▶ **Objective**
Starting at the line that contains "tag bbox=[338, 420, 580, 446]" and ending at the last line of the listing, output each line as a row of a Markdown table with the columns No. and Entry. Put the row number under No. and the line under Entry, and leave out blank lines.

=-=-=

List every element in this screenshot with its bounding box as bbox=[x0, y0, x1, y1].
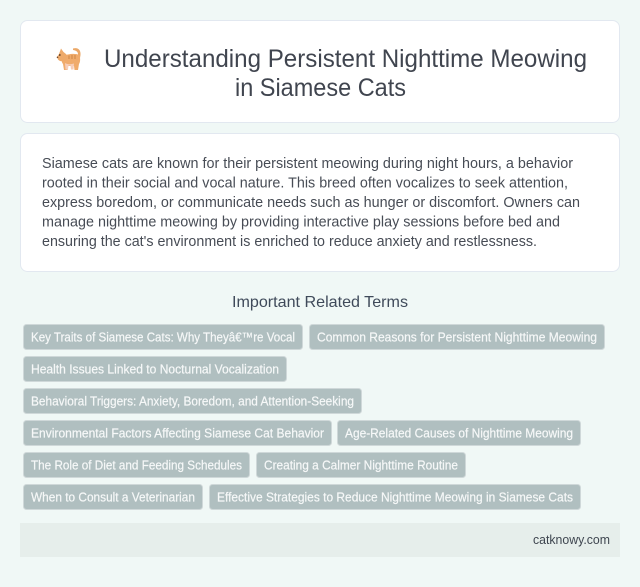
tag bbox=[338, 420, 580, 446]
description text: Siamese cats are known for their persistent meowing during night hours, a behavior bbox=[42, 155, 573, 172]
tag: Health Issues Linked to Nocturnal Vocalization bbox=[31, 362, 279, 376]
description text: express boredom, or communicate needs such as hunger or discomfort. Owners can bbox=[42, 194, 580, 211]
footer bbox=[20, 523, 620, 557]
title text: Understanding Persistent Nighttime Meowing bbox=[104, 45, 587, 73]
tag bbox=[24, 324, 302, 350]
tag: Key Traits of Siamese Cats: Why Theyâ€™re Vocal bbox=[31, 330, 295, 344]
tag: The Role of Diet and Feeding Schedules bbox=[31, 458, 242, 472]
tag bbox=[256, 452, 466, 478]
description text: ensuring the cat's environment is enriched to reduce anxiety and restlessness. bbox=[42, 233, 537, 250]
tag: Common Reasons for Persistent Nighttime Meowing bbox=[317, 330, 597, 344]
panel: description bbox=[20, 134, 620, 272]
tag: Effective Strategies to Reduce Nighttime Meowing in Siamese Cats bbox=[217, 490, 573, 504]
tag list bbox=[24, 324, 604, 510]
heading: important related terms: Important Related Terms bbox=[232, 294, 408, 311]
tag bbox=[24, 356, 286, 382]
tag: Age-Related Causes of Nighttime Meowing bbox=[345, 426, 573, 440]
tag: Environmental Factors Affecting Siamese Cat Behavior bbox=[31, 426, 325, 440]
panel: title card bbox=[20, 20, 620, 122]
title text: in Siamese Cats bbox=[235, 74, 406, 102]
icon: cat bbox=[57, 48, 81, 70]
tag: When to Consult a Veterinarian bbox=[31, 490, 195, 504]
tag bbox=[24, 420, 332, 446]
description text: rooted in their social and vocal nature. This breed often vocalizes to seek attention, bbox=[42, 174, 568, 192]
description text bbox=[42, 155, 580, 250]
title text bbox=[104, 45, 587, 102]
tag: Behavioral Triggers: Anxiety, Boredom, and Attention-Seeking bbox=[31, 394, 354, 408]
tag: Creating a Calmer Nighttime Routine bbox=[264, 458, 458, 472]
footer text: catknowy.com bbox=[533, 532, 610, 547]
tag bbox=[310, 324, 604, 350]
tag bbox=[24, 484, 202, 510]
tag bbox=[210, 484, 580, 510]
description text: manage nighttime meowing by providing interactive play sessions before bed and bbox=[42, 214, 560, 230]
tag bbox=[24, 452, 250, 478]
tag bbox=[24, 388, 362, 414]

=-=-=

▶ **Task output**
| No. | Entry |
|---|---|
| 1 | tag bbox=[338, 420, 580, 446] |
| 2 | description text: Siamese cats are known for their persistent meowing during night hours, a behavior bbox=[42, 155, 573, 172] |
| 3 | tag: Health Issues Linked to Nocturnal Vocalization bbox=[31, 362, 279, 376] |
| 4 | description text: express boredom, or communicate needs such as hunger or discomfort. Owners can bbox=[42, 194, 580, 211] |
| 5 | footer bbox=[20, 523, 620, 557] |
| 6 | title text: Understanding Persistent Nighttime Meowing bbox=[104, 45, 587, 73] |
| 7 | tag bbox=[24, 324, 302, 350] |
| 8 | tag: Key Traits of Siamese Cats: Why Theyâ€™re Vocal bbox=[31, 330, 295, 344] |
| 9 | tag: The Role of Diet and Feeding Schedules bbox=[31, 458, 242, 472] |
| 10 | tag bbox=[256, 452, 466, 478] |
| 11 | description text: ensuring the cat's environment is enriched to reduce anxiety and restlessness. bbox=[42, 233, 537, 250] |
| 12 | tag: Common Reasons for Persistent Nighttime Meowing bbox=[317, 330, 597, 344] |
| 13 | panel: description bbox=[20, 134, 620, 272] |
| 14 | tag: Effective Strategies to Reduce Nighttime Meowing in Siamese Cats bbox=[217, 490, 573, 504] |
| 15 | tag list bbox=[24, 324, 604, 510] |
| 16 | heading: important related terms: Important Related Terms bbox=[232, 294, 408, 311] |
| 17 | tag bbox=[24, 356, 286, 382] |
| 18 | tag: Age-Related Causes of Nighttime Meowing bbox=[345, 426, 573, 440] |
| 19 | tag: Environmental Factors Affecting Siamese Cat Behavior bbox=[31, 426, 325, 440] |
| 20 | panel: title card bbox=[20, 20, 620, 122] |
| 21 | title text: in Siamese Cats bbox=[235, 74, 406, 102] |
| 22 | icon: cat bbox=[57, 48, 81, 70] |
| 23 | tag: When to Consult a Veterinarian bbox=[31, 490, 195, 504] |
| 24 | tag bbox=[24, 420, 332, 446] |
| 25 | description text: rooted in their social and vocal nature. This breed often vocalizes to seek attention, bbox=[42, 174, 568, 192] |
| 26 | description text bbox=[42, 155, 580, 250] |
| 27 | title text bbox=[104, 45, 587, 102] |
| 28 | tag: Behavioral Triggers: Anxiety, Boredom, and Attention-Seeking bbox=[31, 394, 354, 408] |
| 29 | tag: Creating a Calmer Nighttime Routine bbox=[264, 458, 458, 472] |
| 30 | footer text: catknowy.com bbox=[533, 532, 610, 547] |
| 31 | tag bbox=[310, 324, 604, 350] |
| 32 | tag bbox=[24, 484, 202, 510] |
| 33 | tag bbox=[210, 484, 580, 510] |
| 34 | description text: manage nighttime meowing by providing interactive play sessions before bed and bbox=[42, 214, 560, 230] |
| 35 | tag bbox=[24, 452, 250, 478] |
| 36 | tag bbox=[24, 388, 362, 414] |